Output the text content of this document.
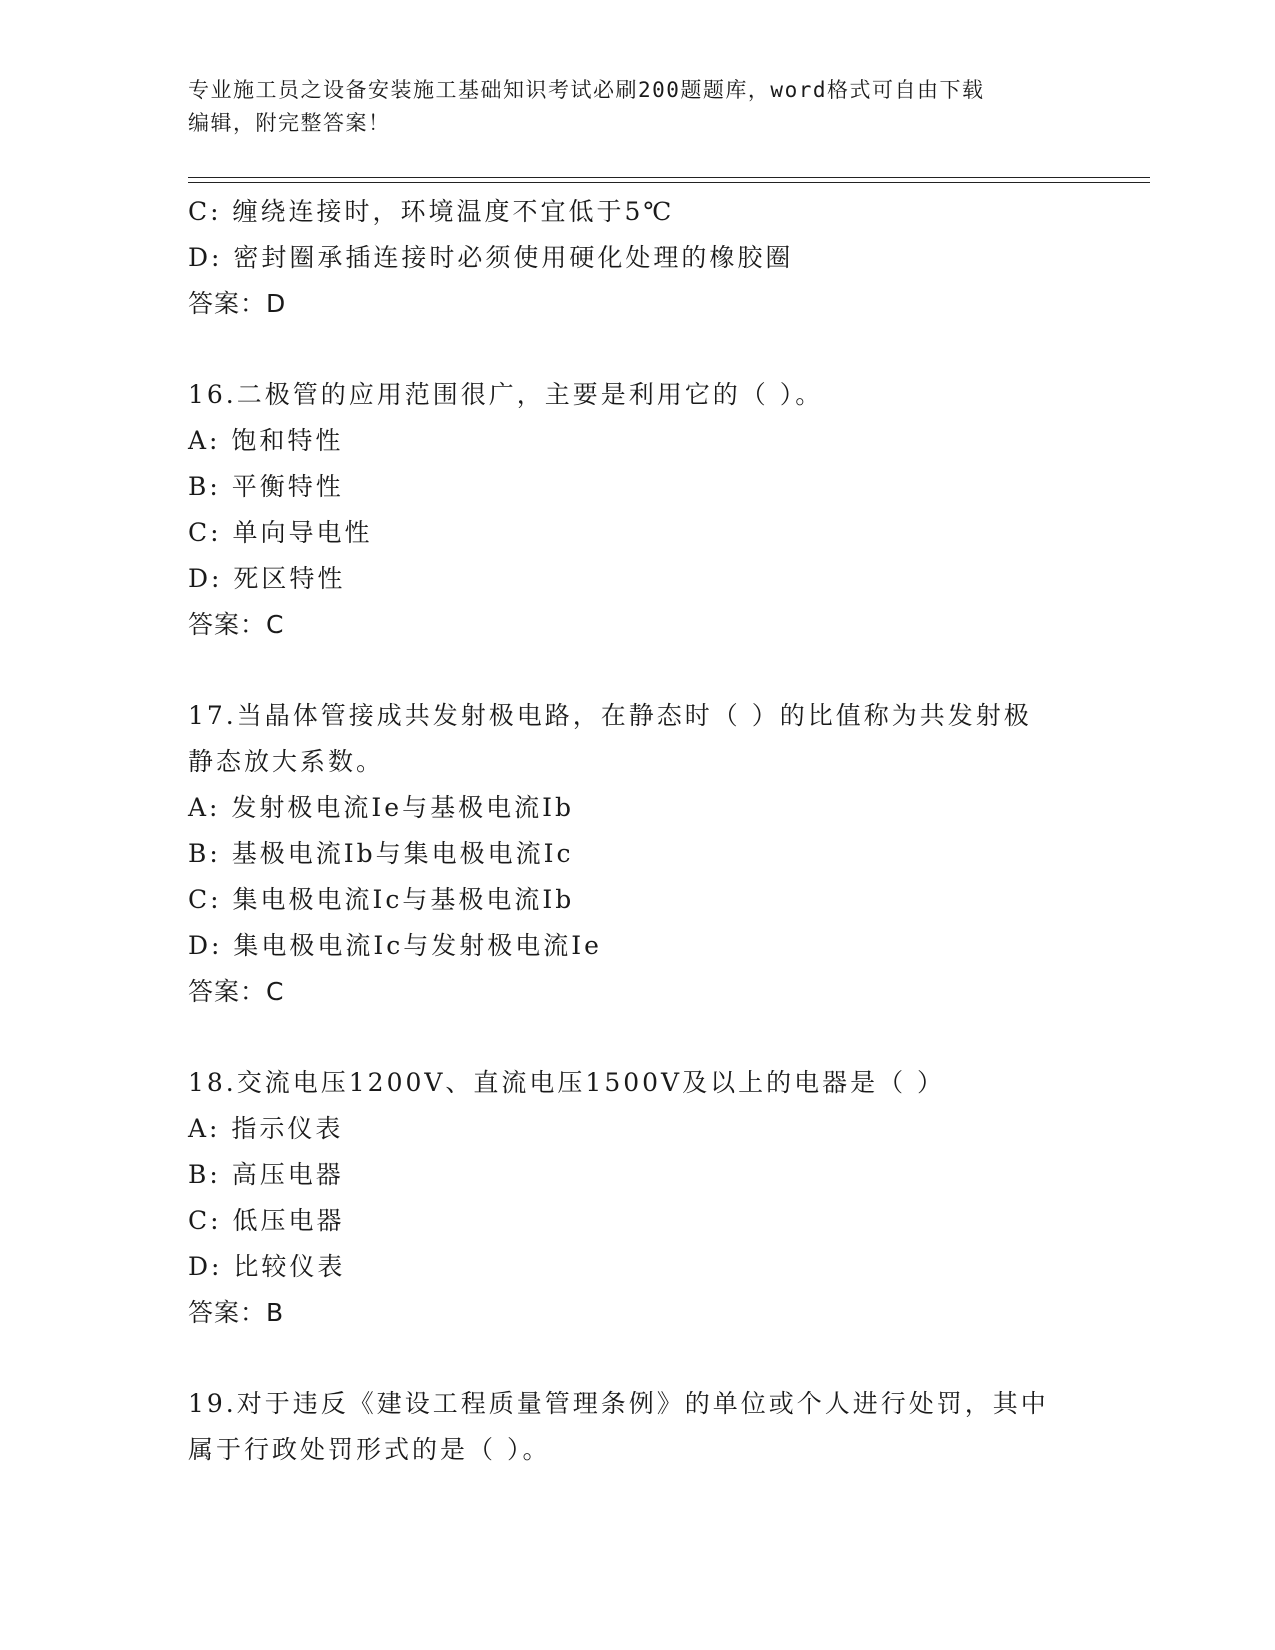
专业施工员之设备安装施工基础知识考试必刷200题题库，word格式可自由下载
编辑，附完整答案！
C: 缠绕连接时，环境温度不宜低于5℃
D: 密封圈承插连接时必须使用硬化处理的橡胶圈
答案：D
16.二极管的应用范围很广，主要是利用它的（ ）。
A: 饱和特性
B: 平衡特性
C: 单向导电性
D: 死区特性
答案：C
17.当晶体管接成共发射极电路，在静态时（ ）的比值称为共发射极
静态放大系数。
A: 发射极电流Ie与基极电流Ib
B: 基极电流Ib与集电极电流Ic
C: 集电极电流Ic与基极电流Ib
D: 集电极电流Ic与发射极电流Ie
答案：C
18.交流电压1200V、直流电压1500V及以上的电器是（ ）
A: 指示仪表
B: 高压电器
C: 低压电器
D: 比较仪表
答案：B
19.对于违反《建设工程质量管理条例》的单位或个人进行处罚，其中
属于行政处罚形式的是（ ）。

- - - -

WHAT NEEDS TO BE DONE.
Set down the material above as is, without any pictures.

WORKED ANSWER.
Output the text content of this document.
专业施工员之设备安装施工基础知识考试必刷200题题库，word格式可自由下载
编辑，附完整答案！
C: 缠绕连接时，环境温度不宜低于5℃
D: 密封圈承插连接时必须使用硬化处理的橡胶圈
答案：D
16.二极管的应用范围很广，主要是利用它的（ ）。
A: 饱和特性
B: 平衡特性
C: 单向导电性
D: 死区特性
答案：C
17.当晶体管接成共发射极电路，在静态时（ ）的比值称为共发射极
静态放大系数。
A: 发射极电流Ie与基极电流Ib
B: 基极电流Ib与集电极电流Ic
C: 集电极电流Ic与基极电流Ib
D: 集电极电流Ic与发射极电流Ie
答案：C
18.交流电压1200V、直流电压1500V及以上的电器是（ ）
A: 指示仪表
B: 高压电器
C: 低压电器
D: 比较仪表
答案：B
19.对于违反《建设工程质量管理条例》的单位或个人进行处罚，其中
属于行政处罚形式的是（ ）。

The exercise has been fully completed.